All of the data should be output character for character, except the pictures.

Dataset records on visual material
::::

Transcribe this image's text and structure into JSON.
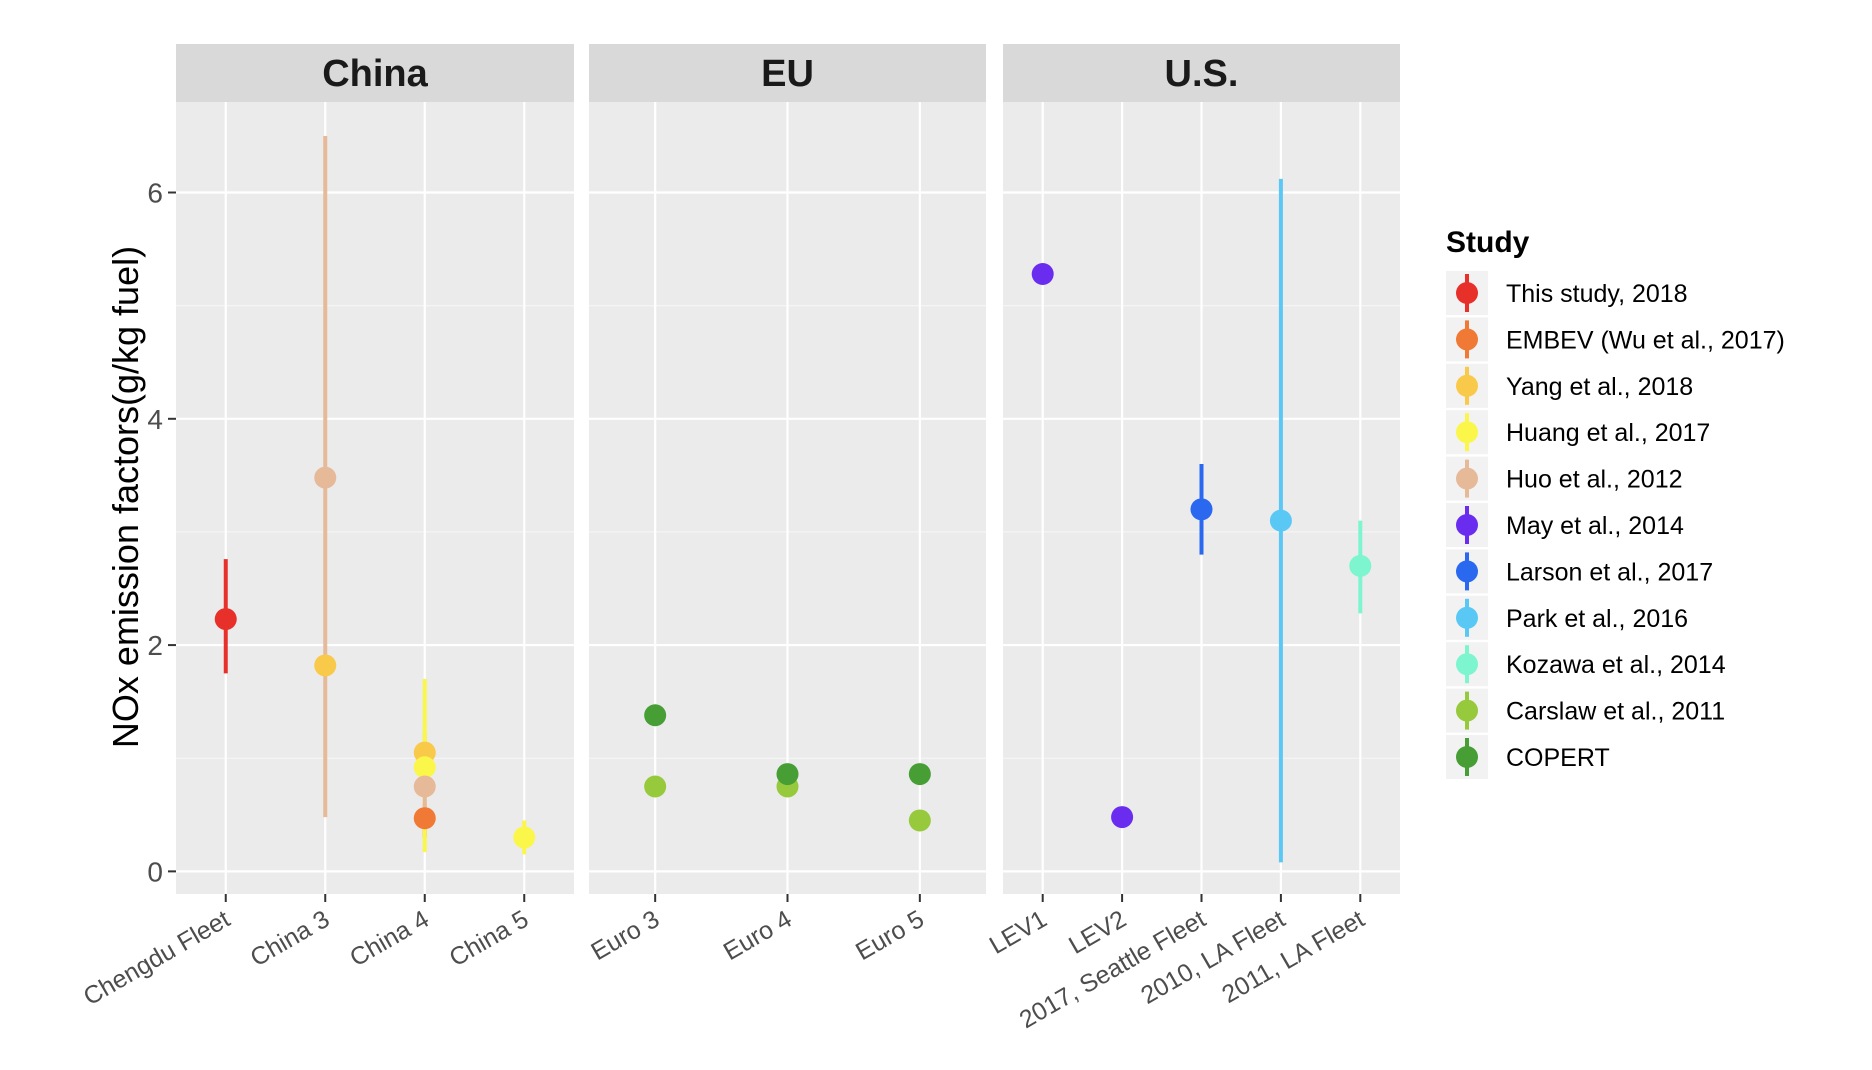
{
  "chart_data": {
    "type": "scatter",
    "ylabel": "NOx emission factors(g/kg fuel)",
    "ylim": [
      -0.2,
      6.8
    ],
    "y_ticks": [
      0,
      2,
      4,
      6
    ],
    "grid": true,
    "legend": {
      "title": "Study",
      "position": "right"
    },
    "facets": [
      {
        "name": "China",
        "categories": [
          "Chengdu Fleet",
          "China 3",
          "China 4",
          "China 5"
        ]
      },
      {
        "name": "EU",
        "categories": [
          "Euro 3",
          "Euro 4",
          "Euro 5"
        ]
      },
      {
        "name": "U.S.",
        "categories": [
          "LEV1",
          "LEV2",
          "2017, Seattle Fleet",
          "2010, LA Fleet",
          "2011, LA Fleet"
        ]
      }
    ],
    "series": [
      {
        "name": "This study, 2018",
        "color": "#e8302a",
        "points": [
          {
            "facet": "China",
            "x": "Chengdu Fleet",
            "y": 2.23,
            "ymin": 1.75,
            "ymax": 2.76
          }
        ]
      },
      {
        "name": "EMBEV (Wu et al., 2017)",
        "color": "#f07a35",
        "points": [
          {
            "facet": "China",
            "x": "China 4",
            "y": 0.47,
            "ymin": 0.3,
            "ymax": 0.6
          }
        ]
      },
      {
        "name": "Yang et al., 2018",
        "color": "#f9c94a",
        "points": [
          {
            "facet": "China",
            "x": "China 3",
            "y": 1.82
          },
          {
            "facet": "China",
            "x": "China 4",
            "y": 1.05,
            "ymin": 0.75,
            "ymax": 1.22
          }
        ]
      },
      {
        "name": "Huang et al., 2017",
        "color": "#fbf74a",
        "points": [
          {
            "facet": "China",
            "x": "China 4",
            "y": 0.92,
            "ymin": 0.17,
            "ymax": 1.7
          },
          {
            "facet": "China",
            "x": "China 5",
            "y": 0.3,
            "ymin": 0.15,
            "ymax": 0.45
          }
        ]
      },
      {
        "name": "Huo et al., 2012",
        "color": "#e6b999",
        "points": [
          {
            "facet": "China",
            "x": "China 3",
            "y": 3.48,
            "ymin": 0.48,
            "ymax": 6.5
          },
          {
            "facet": "China",
            "x": "China 4",
            "y": 0.75,
            "ymin": 0.45,
            "ymax": 0.95
          }
        ]
      },
      {
        "name": "May et al., 2014",
        "color": "#6a2df0",
        "points": [
          {
            "facet": "U.S.",
            "x": "LEV1",
            "y": 5.28
          },
          {
            "facet": "U.S.",
            "x": "LEV2",
            "y": 0.48
          }
        ]
      },
      {
        "name": "Larson et al., 2017",
        "color": "#2a68f0",
        "points": [
          {
            "facet": "U.S.",
            "x": "2017, Seattle Fleet",
            "y": 3.2,
            "ymin": 2.8,
            "ymax": 3.6
          }
        ]
      },
      {
        "name": "Park et al., 2016",
        "color": "#5ac8f5",
        "points": [
          {
            "facet": "U.S.",
            "x": "2010, LA Fleet",
            "y": 3.1,
            "ymin": 0.08,
            "ymax": 6.12
          }
        ]
      },
      {
        "name": "Kozawa et al., 2014",
        "color": "#7df5cf",
        "points": [
          {
            "facet": "U.S.",
            "x": "2011, LA Fleet",
            "y": 2.7,
            "ymin": 2.28,
            "ymax": 3.1
          }
        ]
      },
      {
        "name": "Carslaw et al., 2011",
        "color": "#97c93c",
        "points": [
          {
            "facet": "EU",
            "x": "Euro 3",
            "y": 0.75
          },
          {
            "facet": "EU",
            "x": "Euro 4",
            "y": 0.75
          },
          {
            "facet": "EU",
            "x": "Euro 5",
            "y": 0.45
          }
        ]
      },
      {
        "name": "COPERT",
        "color": "#469e35",
        "points": [
          {
            "facet": "EU",
            "x": "Euro 3",
            "y": 1.38
          },
          {
            "facet": "EU",
            "x": "Euro 4",
            "y": 0.86
          },
          {
            "facet": "EU",
            "x": "Euro 5",
            "y": 0.86
          }
        ]
      }
    ]
  }
}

::::

__OUTPUT OF THE EXERCISE__:
Transcribe this image's text and structure into JSON.
{
  "chart_data": {
    "type": "scatter",
    "ylabel": "NOx emission factors(g/kg fuel)",
    "ylim": [
      -0.2,
      6.8
    ],
    "y_ticks": [
      0,
      2,
      4,
      6
    ],
    "grid": true,
    "legend": {
      "title": "Study",
      "position": "right"
    },
    "facets": [
      {
        "name": "China",
        "categories": [
          "Chengdu Fleet",
          "China 3",
          "China 4",
          "China 5"
        ]
      },
      {
        "name": "EU",
        "categories": [
          "Euro 3",
          "Euro 4",
          "Euro 5"
        ]
      },
      {
        "name": "U.S.",
        "categories": [
          "LEV1",
          "LEV2",
          "2017, Seattle Fleet",
          "2010, LA Fleet",
          "2011, LA Fleet"
        ]
      }
    ],
    "series": [
      {
        "name": "This study, 2018",
        "color": "#e8302a",
        "points": [
          {
            "facet": "China",
            "x": "Chengdu Fleet",
            "y": 2.23,
            "ymin": 1.75,
            "ymax": 2.76
          }
        ]
      },
      {
        "name": "EMBEV (Wu et al., 2017)",
        "color": "#f07a35",
        "points": [
          {
            "facet": "China",
            "x": "China 4",
            "y": 0.47,
            "ymin": 0.3,
            "ymax": 0.6
          }
        ]
      },
      {
        "name": "Yang et al., 2018",
        "color": "#f9c94a",
        "points": [
          {
            "facet": "China",
            "x": "China 3",
            "y": 1.82
          },
          {
            "facet": "China",
            "x": "China 4",
            "y": 1.05,
            "ymin": 0.75,
            "ymax": 1.22
          }
        ]
      },
      {
        "name": "Huang et al., 2017",
        "color": "#fbf74a",
        "points": [
          {
            "facet": "China",
            "x": "China 4",
            "y": 0.92,
            "ymin": 0.17,
            "ymax": 1.7
          },
          {
            "facet": "China",
            "x": "China 5",
            "y": 0.3,
            "ymin": 0.15,
            "ymax": 0.45
          }
        ]
      },
      {
        "name": "Huo et al., 2012",
        "color": "#e6b999",
        "points": [
          {
            "facet": "China",
            "x": "China 3",
            "y": 3.48,
            "ymin": 0.48,
            "ymax": 6.5
          },
          {
            "facet": "China",
            "x": "China 4",
            "y": 0.75,
            "ymin": 0.45,
            "ymax": 0.95
          }
        ]
      },
      {
        "name": "May et al., 2014",
        "color": "#6a2df0",
        "points": [
          {
            "facet": "U.S.",
            "x": "LEV1",
            "y": 5.28
          },
          {
            "facet": "U.S.",
            "x": "LEV2",
            "y": 0.48
          }
        ]
      },
      {
        "name": "Larson et al., 2017",
        "color": "#2a68f0",
        "points": [
          {
            "facet": "U.S.",
            "x": "2017, Seattle Fleet",
            "y": 3.2,
            "ymin": 2.8,
            "ymax": 3.6
          }
        ]
      },
      {
        "name": "Park et al., 2016",
        "color": "#5ac8f5",
        "points": [
          {
            "facet": "U.S.",
            "x": "2010, LA Fleet",
            "y": 3.1,
            "ymin": 0.08,
            "ymax": 6.12
          }
        ]
      },
      {
        "name": "Kozawa et al., 2014",
        "color": "#7df5cf",
        "points": [
          {
            "facet": "U.S.",
            "x": "2011, LA Fleet",
            "y": 2.7,
            "ymin": 2.28,
            "ymax": 3.1
          }
        ]
      },
      {
        "name": "Carslaw et al., 2011",
        "color": "#97c93c",
        "points": [
          {
            "facet": "EU",
            "x": "Euro 3",
            "y": 0.75
          },
          {
            "facet": "EU",
            "x": "Euro 4",
            "y": 0.75
          },
          {
            "facet": "EU",
            "x": "Euro 5",
            "y": 0.45
          }
        ]
      },
      {
        "name": "COPERT",
        "color": "#469e35",
        "points": [
          {
            "facet": "EU",
            "x": "Euro 3",
            "y": 1.38
          },
          {
            "facet": "EU",
            "x": "Euro 4",
            "y": 0.86
          },
          {
            "facet": "EU",
            "x": "Euro 5",
            "y": 0.86
          }
        ]
      }
    ]
  }
}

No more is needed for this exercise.